Transcribe the lines below verbatim, skipping the images.

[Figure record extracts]
--

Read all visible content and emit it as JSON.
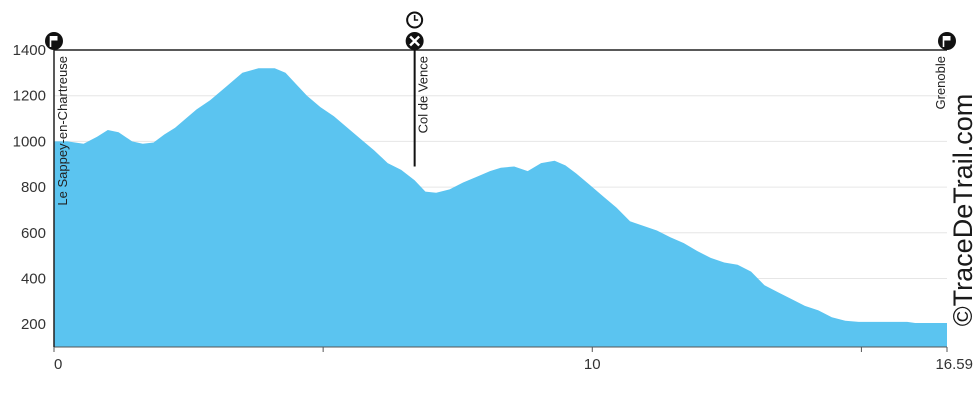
{
  "chart_data": {
    "type": "area",
    "xlim": [
      0,
      16.59
    ],
    "ylim": [
      100,
      1400
    ],
    "x_ticks": [
      {
        "value": 0,
        "label": "0"
      },
      {
        "value": 5,
        "label": ""
      },
      {
        "value": 10,
        "label": "10"
      },
      {
        "value": 15,
        "label": ""
      },
      {
        "value": 16.59,
        "label": "16.59"
      }
    ],
    "y_ticks": [
      {
        "value": 200,
        "label": "200"
      },
      {
        "value": 400,
        "label": "400"
      },
      {
        "value": 600,
        "label": "600"
      },
      {
        "value": 800,
        "label": "800"
      },
      {
        "value": 1000,
        "label": "1000"
      },
      {
        "value": 1200,
        "label": "1200"
      },
      {
        "value": 1400,
        "label": "1400"
      }
    ],
    "grid": true,
    "fill_color": "#5bc4f0",
    "series": [
      {
        "x": [
          0,
          0.25,
          0.55,
          0.8,
          1.0,
          1.2,
          1.45,
          1.65,
          1.85,
          2.05,
          2.25,
          2.45,
          2.65,
          2.9,
          3.2,
          3.5,
          3.8,
          4.1,
          4.3,
          4.5,
          4.7,
          4.95,
          5.2,
          5.45,
          5.7,
          5.95,
          6.2,
          6.45,
          6.7,
          6.9,
          7.1,
          7.35,
          7.6,
          7.9,
          8.1,
          8.3,
          8.55,
          8.8,
          9.05,
          9.3,
          9.5,
          9.7,
          9.95,
          10.2,
          10.45,
          10.7,
          10.95,
          11.2,
          11.45,
          11.7,
          11.95,
          12.2,
          12.45,
          12.7,
          12.95,
          13.2,
          13.45,
          13.7,
          13.95,
          14.2,
          14.45,
          14.7,
          14.95,
          15.2,
          15.45,
          15.7,
          15.85,
          16.0,
          16.3,
          16.59
        ],
        "y": [
          1000,
          1000,
          990,
          1020,
          1050,
          1040,
          1000,
          990,
          995,
          1030,
          1060,
          1100,
          1140,
          1180,
          1240,
          1300,
          1320,
          1320,
          1300,
          1250,
          1200,
          1150,
          1110,
          1060,
          1010,
          960,
          905,
          875,
          830,
          780,
          775,
          790,
          820,
          850,
          870,
          885,
          890,
          870,
          905,
          915,
          895,
          860,
          810,
          760,
          710,
          650,
          630,
          610,
          580,
          555,
          520,
          490,
          470,
          460,
          430,
          370,
          340,
          310,
          280,
          260,
          230,
          215,
          210,
          210,
          210,
          210,
          210,
          205,
          205,
          205
        ]
      }
    ],
    "markers": [
      {
        "x": 0,
        "label": "Le Sappey-en-Chartreuse",
        "type": "flag-icon"
      },
      {
        "x": 6.7,
        "label": "Col de Vence",
        "type": "refreshment-icon"
      },
      {
        "x": 16.59,
        "label": "Grenoble",
        "type": "flag-icon"
      }
    ]
  },
  "watermark": "©TraceDeTrail.com"
}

--

ANSWER FOR THE TASK:
Read all visible content and emit it as JSON.
{
  "chart_data": {
    "type": "area",
    "xlim": [
      0,
      16.59
    ],
    "ylim": [
      100,
      1400
    ],
    "x_ticks": [
      {
        "value": 0,
        "label": "0"
      },
      {
        "value": 5,
        "label": ""
      },
      {
        "value": 10,
        "label": "10"
      },
      {
        "value": 15,
        "label": ""
      },
      {
        "value": 16.59,
        "label": "16.59"
      }
    ],
    "y_ticks": [
      {
        "value": 200,
        "label": "200"
      },
      {
        "value": 400,
        "label": "400"
      },
      {
        "value": 600,
        "label": "600"
      },
      {
        "value": 800,
        "label": "800"
      },
      {
        "value": 1000,
        "label": "1000"
      },
      {
        "value": 1200,
        "label": "1200"
      },
      {
        "value": 1400,
        "label": "1400"
      }
    ],
    "grid": true,
    "fill_color": "#5bc4f0",
    "series": [
      {
        "x": [
          0,
          0.25,
          0.55,
          0.8,
          1.0,
          1.2,
          1.45,
          1.65,
          1.85,
          2.05,
          2.25,
          2.45,
          2.65,
          2.9,
          3.2,
          3.5,
          3.8,
          4.1,
          4.3,
          4.5,
          4.7,
          4.95,
          5.2,
          5.45,
          5.7,
          5.95,
          6.2,
          6.45,
          6.7,
          6.9,
          7.1,
          7.35,
          7.6,
          7.9,
          8.1,
          8.3,
          8.55,
          8.8,
          9.05,
          9.3,
          9.5,
          9.7,
          9.95,
          10.2,
          10.45,
          10.7,
          10.95,
          11.2,
          11.45,
          11.7,
          11.95,
          12.2,
          12.45,
          12.7,
          12.95,
          13.2,
          13.45,
          13.7,
          13.95,
          14.2,
          14.45,
          14.7,
          14.95,
          15.2,
          15.45,
          15.7,
          15.85,
          16.0,
          16.3,
          16.59
        ],
        "y": [
          1000,
          1000,
          990,
          1020,
          1050,
          1040,
          1000,
          990,
          995,
          1030,
          1060,
          1100,
          1140,
          1180,
          1240,
          1300,
          1320,
          1320,
          1300,
          1250,
          1200,
          1150,
          1110,
          1060,
          1010,
          960,
          905,
          875,
          830,
          780,
          775,
          790,
          820,
          850,
          870,
          885,
          890,
          870,
          905,
          915,
          895,
          860,
          810,
          760,
          710,
          650,
          630,
          610,
          580,
          555,
          520,
          490,
          470,
          460,
          430,
          370,
          340,
          310,
          280,
          260,
          230,
          215,
          210,
          210,
          210,
          210,
          210,
          205,
          205,
          205
        ]
      }
    ],
    "markers": [
      {
        "x": 0,
        "label": "Le Sappey-en-Chartreuse",
        "type": "flag-icon"
      },
      {
        "x": 6.7,
        "label": "Col de Vence",
        "type": "refreshment-icon"
      },
      {
        "x": 16.59,
        "label": "Grenoble",
        "type": "flag-icon"
      }
    ]
  },
  "watermark": "©TraceDeTrail.com"
}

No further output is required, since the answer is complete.